## Given problem
Extract each row below that contains the string "chart", treating uppercase and lowercase letters as distinct.

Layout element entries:
■ ■ ■

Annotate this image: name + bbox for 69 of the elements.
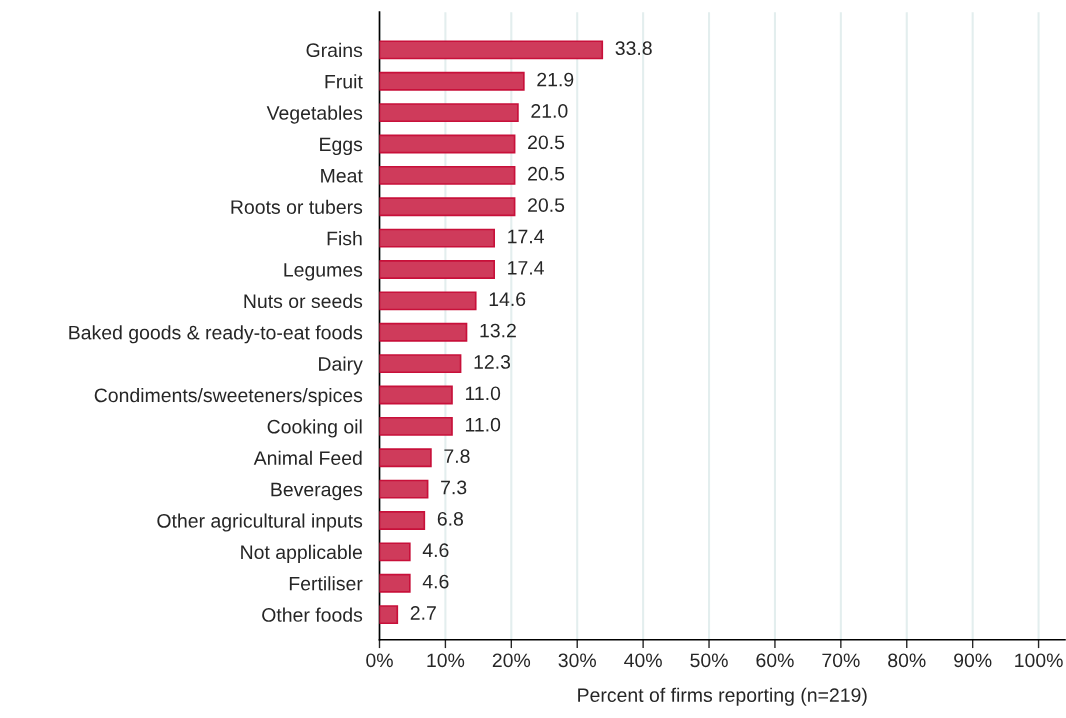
bar — [379, 322, 468, 342]
y-tick-label: Vegetables — [266, 105, 363, 124]
y-tick-label: Fertiliser — [289, 576, 363, 591]
bar — [379, 605, 399, 625]
bar — [379, 542, 411, 562]
bar — [379, 103, 519, 123]
data-label: 20.5 — [528, 198, 565, 212]
data-label: 14.6 — [489, 292, 526, 307]
x-tick-label: 0% — [366, 653, 393, 668]
data-label: 17.4 — [508, 261, 544, 275]
x-tick-label: 10% — [427, 653, 465, 668]
bar — [379, 354, 462, 374]
bar — [379, 479, 429, 499]
y-tick-label: Not applicable — [241, 544, 362, 563]
data-label: 6.8 — [437, 511, 463, 526]
x-tick-label: 50% — [690, 653, 728, 668]
y-tick-label: Animal Feed — [253, 450, 362, 465]
data-label: 7.8 — [444, 449, 470, 463]
bar — [379, 573, 411, 593]
data-label: 12.3 — [474, 355, 511, 369]
bar — [379, 40, 604, 60]
y-tick-label: Fish — [327, 231, 362, 246]
y-tick-label: Legumes — [284, 263, 363, 281]
data-label: 11.0 — [465, 386, 501, 401]
y-tick-label: Beverages — [271, 482, 363, 501]
bar — [379, 260, 496, 279]
y-tick-label: Condiments/sweeteners/spices — [94, 387, 363, 407]
data-label: 7.3 — [441, 480, 467, 495]
x-tick-label: 100% — [1015, 653, 1063, 668]
x-tick-label: 30% — [558, 653, 596, 668]
y-tick-label: Other agricultural inputs — [157, 513, 363, 532]
y-tick-label: Fruit — [325, 74, 363, 89]
bar — [379, 71, 525, 91]
x-tick-label: 90% — [954, 653, 992, 668]
data-label: 20.5 — [528, 135, 565, 150]
bar — [379, 197, 516, 217]
data-label: 2.7 — [410, 606, 436, 620]
x-tick-label: 20% — [492, 653, 531, 668]
x-tick-label: 60% — [756, 653, 794, 668]
y-tick-label: Other foods — [262, 607, 363, 622]
x-tick-label: 70% — [822, 653, 860, 668]
data-label: 21.0 — [531, 104, 568, 118]
data-label: 4.6 — [422, 543, 449, 558]
data-label: 20.5 — [528, 166, 565, 181]
y-tick-label: Nuts or seeds — [244, 293, 363, 309]
x-axis-title: Percent of firms reporting (n=219) — [578, 687, 867, 706]
y-tick-label: Baked goods & ready-to-eat foods — [69, 325, 363, 344]
bar — [379, 416, 453, 436]
data-label: 4.6 — [422, 574, 449, 589]
bar — [379, 228, 496, 248]
bar — [379, 291, 477, 311]
y-tick-label: Cooking oil — [267, 419, 362, 438]
data-label: 33.8 — [615, 41, 652, 56]
y-tick-label: Grains — [306, 42, 363, 58]
data-label: 11.0 — [465, 417, 501, 432]
x-tick-label: 40% — [624, 653, 662, 668]
bar — [379, 385, 453, 405]
y-tick-label: Eggs — [320, 137, 363, 156]
y-tick-label: Meat — [321, 169, 363, 183]
data-label: 13.2 — [480, 323, 516, 338]
bar — [379, 165, 516, 185]
bar — [379, 448, 432, 468]
y-tick-label: Roots or tubers — [231, 199, 363, 214]
y-tick-label: Dairy — [319, 356, 363, 375]
bar — [379, 511, 426, 530]
data-label: 21.9 — [537, 72, 574, 87]
data-label: 17.4 — [508, 229, 544, 244]
bar — [379, 134, 516, 154]
x-tick-label: 80% — [888, 653, 926, 668]
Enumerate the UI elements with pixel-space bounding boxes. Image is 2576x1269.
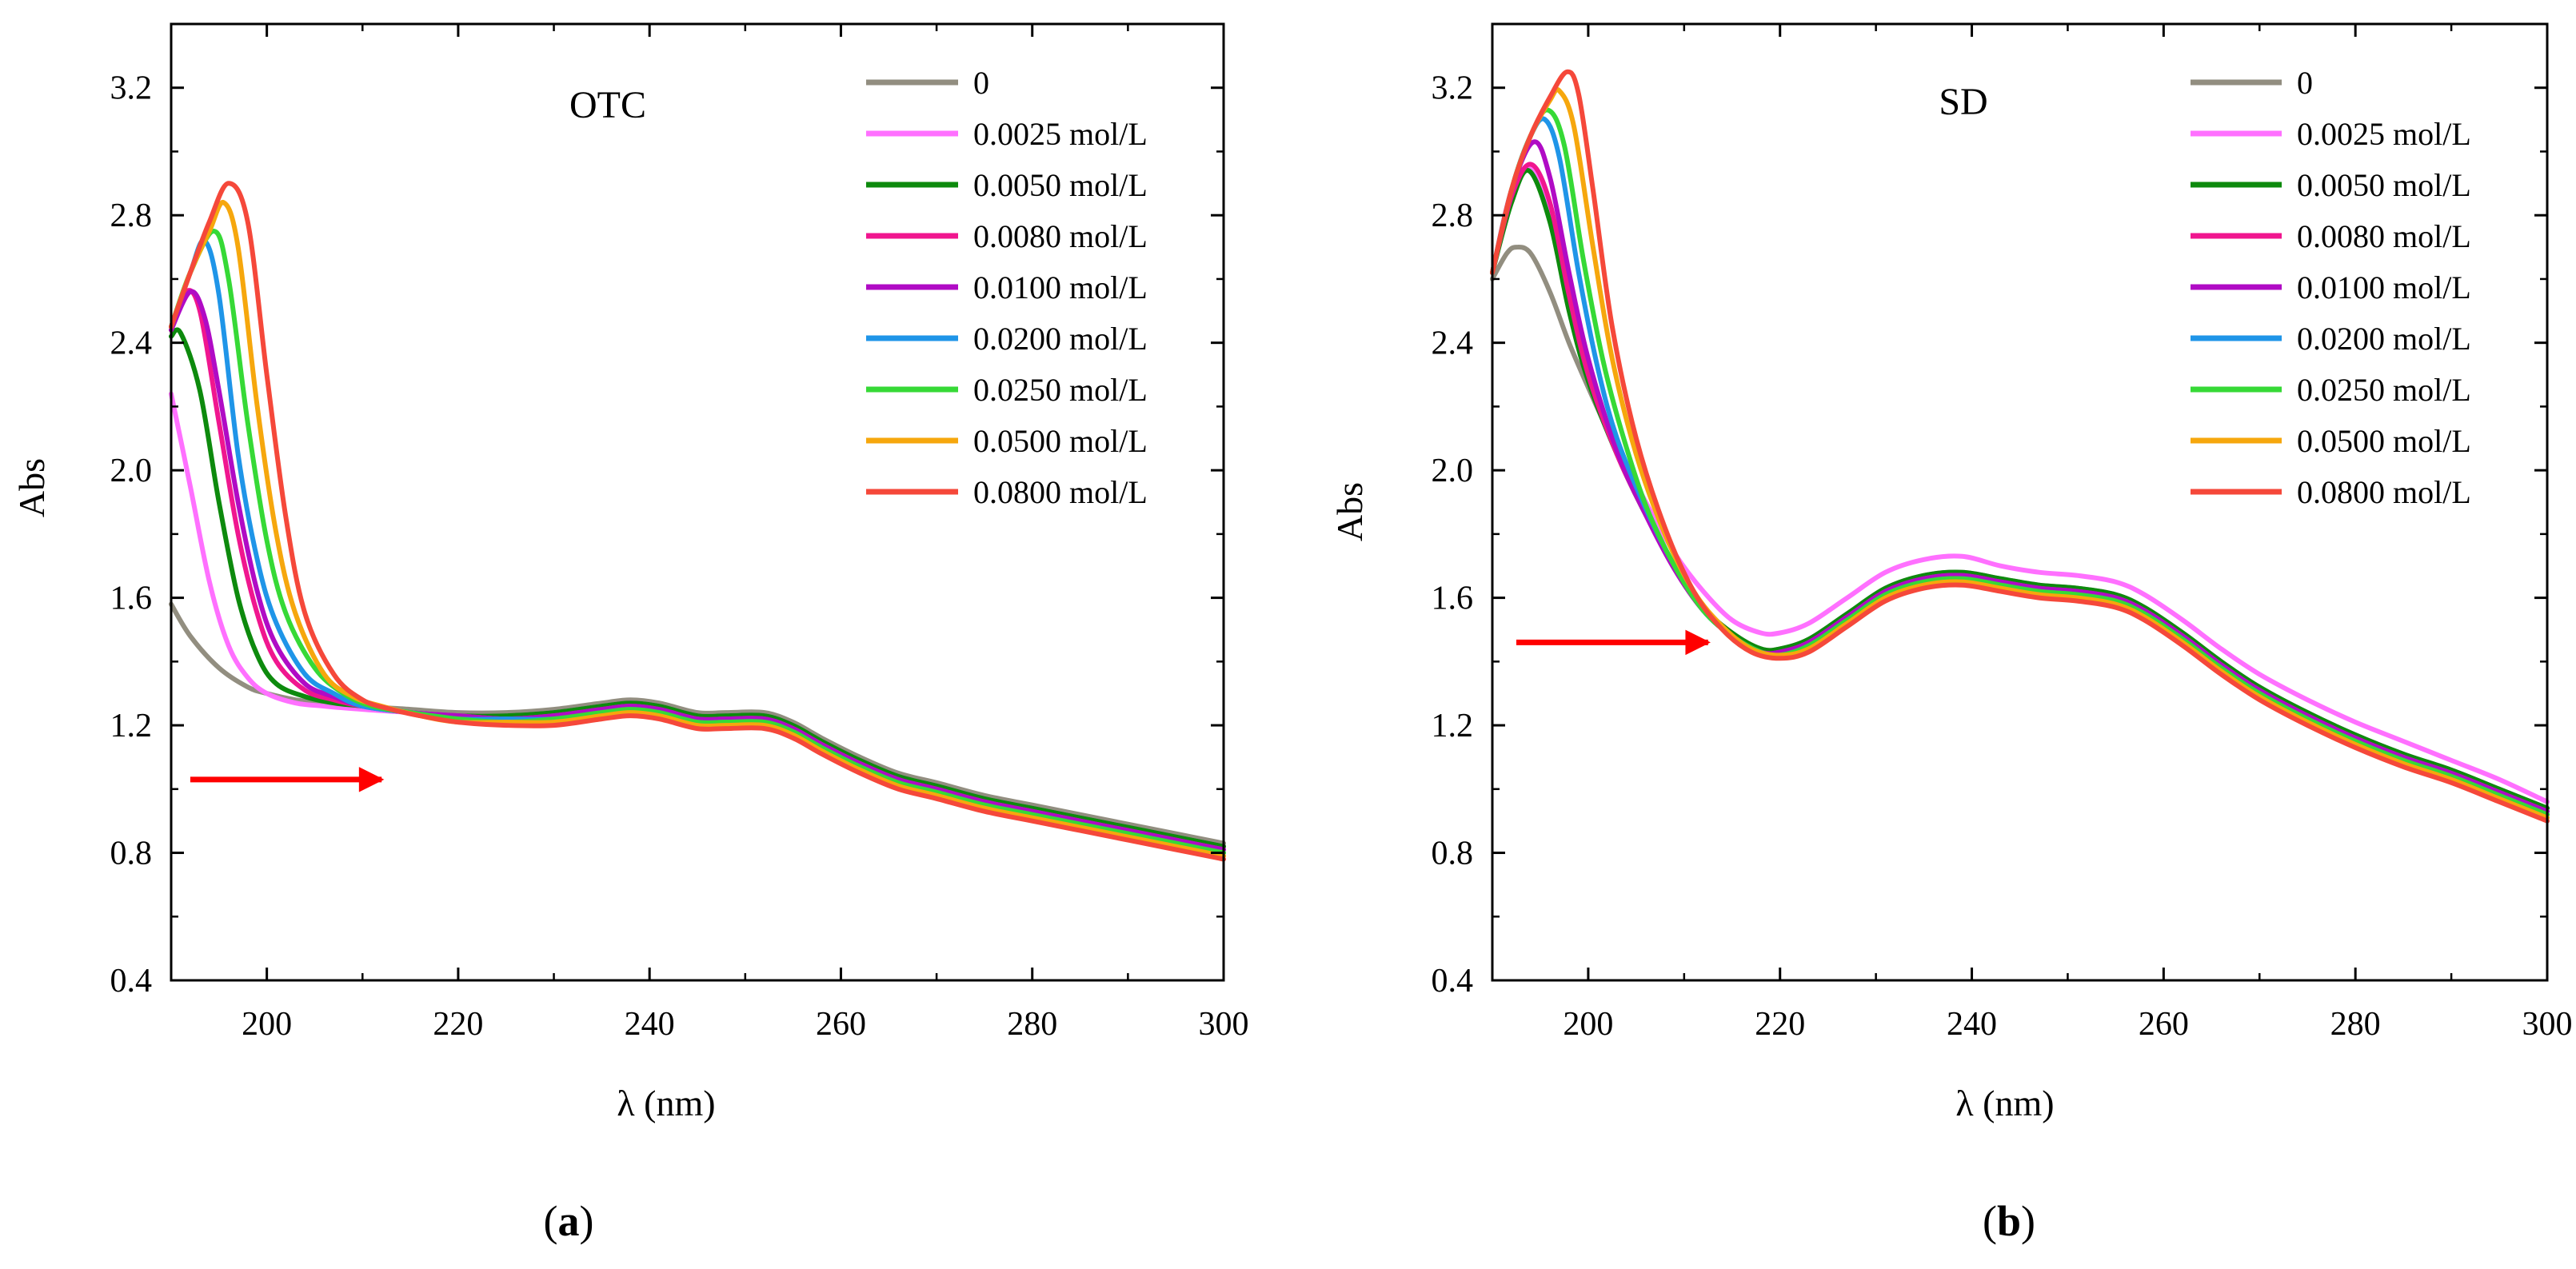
x-tick-label: 240 — [1947, 1006, 1997, 1043]
chart-title: SD — [1939, 81, 1987, 123]
y-tick-label: 0.4 — [110, 963, 153, 1000]
y-tick-label: 2.4 — [1432, 325, 1474, 362]
series-line-8 — [1490, 69, 2550, 824]
x-tick-label: 280 — [1007, 1006, 1057, 1043]
series-line-4 — [169, 289, 1226, 852]
x-axis-title: λ (nm) — [1955, 1083, 2054, 1123]
legend-item: 0 — [2191, 65, 2313, 101]
x-tick-label: 200 — [242, 1006, 292, 1043]
series-line-7 — [169, 200, 1226, 859]
legend-item: 0.0200 mol/L — [866, 321, 1148, 357]
legend-item: 0.0500 mol/L — [866, 423, 1148, 459]
series-line-4 — [1490, 139, 2550, 814]
x-tick-label: 280 — [2330, 1006, 2381, 1043]
x-axis-title: λ (nm) — [617, 1083, 715, 1123]
legend-item: 0.0100 mol/L — [866, 269, 1148, 305]
legend-item: 0.0800 mol/L — [2191, 474, 2471, 510]
panel-label-a: (a) — [544, 1197, 594, 1245]
legend-label: 0.0500 mol/L — [2297, 423, 2471, 459]
x-tick-label: 300 — [1199, 1006, 1249, 1043]
legend-label: 0.0080 mol/L — [973, 218, 1148, 254]
y-tick-label: 1.6 — [110, 581, 153, 617]
series-line-0 — [169, 601, 1226, 846]
legend-label: 0.0200 mol/L — [2297, 321, 2471, 357]
x-tick-label: 260 — [816, 1006, 866, 1043]
x-tick-label: 240 — [625, 1006, 675, 1043]
legend-label: 0.0050 mol/L — [2297, 167, 2471, 203]
series-line-6 — [1490, 107, 2550, 817]
x-tick-label: 220 — [433, 1006, 483, 1043]
series-line-8 — [169, 181, 1226, 862]
y-tick-label: 1.2 — [1432, 708, 1474, 744]
x-tick-label: 200 — [1563, 1006, 1613, 1043]
legend-item: 0.0200 mol/L — [2191, 321, 2471, 357]
y-tick-label: 1.2 — [110, 708, 153, 744]
y-tick-label: 0.8 — [110, 836, 153, 872]
chart-panel-a: 200 220 240 260 280 300 0.4 0.8 1.2 1.6 2.0 2.4 2.8 3… — [11, 22, 1249, 1245]
y-tick-label: 2.4 — [110, 325, 153, 362]
panel-label-b: (b) — [1983, 1197, 2035, 1245]
x-tick-label: 260 — [2139, 1006, 2189, 1043]
legend-item: 0.0250 mol/L — [2191, 372, 2471, 408]
x-tick-label: 220 — [1755, 1006, 1805, 1043]
legend-label: 0.0080 mol/L — [2297, 218, 2471, 254]
legend-label: 0.0500 mol/L — [973, 423, 1148, 459]
y-tick-label: 2.0 — [110, 453, 153, 489]
legend-label: 0.0800 mol/L — [2297, 474, 2471, 510]
series-line-7 — [1490, 87, 2550, 820]
legend-label: 0.0800 mol/L — [973, 474, 1148, 510]
y-tick-label: 3.2 — [1432, 70, 1474, 107]
legend-item: 0.0050 mol/L — [2191, 167, 2471, 203]
legend-item: 0.0080 mol/L — [866, 218, 1148, 254]
chart-title: OTC — [569, 84, 646, 126]
legend-label: 0.0025 mol/L — [2297, 116, 2471, 152]
y-tick-label: 0.8 — [1432, 836, 1474, 872]
legend-label: 0.0250 mol/L — [2297, 372, 2471, 408]
y-tick-label: 1.6 — [1432, 581, 1474, 617]
series-line-6 — [169, 229, 1226, 856]
y-tick-label: 2.8 — [110, 198, 153, 234]
legend-label: 0.0025 mol/L — [973, 116, 1148, 152]
legend-item: 0.0800 mol/L — [866, 474, 1148, 510]
y-tick-label: 2.8 — [1432, 198, 1474, 234]
x-tick-label: 300 — [2522, 1006, 2573, 1043]
legend-item: 0.0500 mol/L — [2191, 423, 2471, 459]
y-axis-title: Abs — [1329, 482, 1370, 541]
series-line-2 — [169, 327, 1226, 849]
legend-item: 0.0025 mol/L — [2191, 116, 2471, 152]
legend-item: 0.0080 mol/L — [2191, 218, 2471, 254]
legend-item: 0.0250 mol/L — [866, 372, 1148, 408]
y-tick-label: 0.4 — [1432, 963, 1474, 1000]
legend-label: 0.0250 mol/L — [973, 372, 1148, 408]
legend-label: 0.0200 mol/L — [973, 321, 1148, 357]
y-tick-label: 3.2 — [110, 70, 153, 107]
y-tick-label: 2.0 — [1432, 453, 1474, 489]
y-axis-title: Abs — [11, 458, 52, 517]
legend-item: 0.0025 mol/L — [866, 116, 1148, 152]
plot-frame — [1491, 22, 2549, 982]
legend-label: 0 — [2297, 65, 2313, 101]
legend-label: 0.0100 mol/L — [973, 269, 1148, 305]
legend-item: 0 — [866, 65, 989, 101]
chart-panel-b: 200 220 240 260 280 300 0.4 0.8 1.2 1.6 2.0 2.4 2.8 3… — [1329, 22, 2573, 1245]
plot-frame — [170, 22, 1225, 982]
legend-item: 0.0100 mol/L — [2191, 269, 2471, 305]
legend-item: 0.0050 mol/L — [866, 167, 1148, 203]
legend-label: 0.0050 mol/L — [973, 167, 1148, 203]
legend-label: 0.0100 mol/L — [2297, 269, 2471, 305]
legend-label: 0 — [973, 65, 989, 101]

■ ■ ■

## Solution for this problem
chart-title: SD — [1939, 81, 1987, 123]
chart-panel-a: 200 220 240 260 280 300 0.4 0.8 1.2 1.6 2.0 2.4 2.8 3… — [11, 22, 1249, 1245]
chart-title: OTC — [569, 84, 646, 126]
chart-panel-b: 200 220 240 260 280 300 0.4 0.8 1.2 1.6 2.0 2.4 2.8 3… — [1329, 22, 2573, 1245]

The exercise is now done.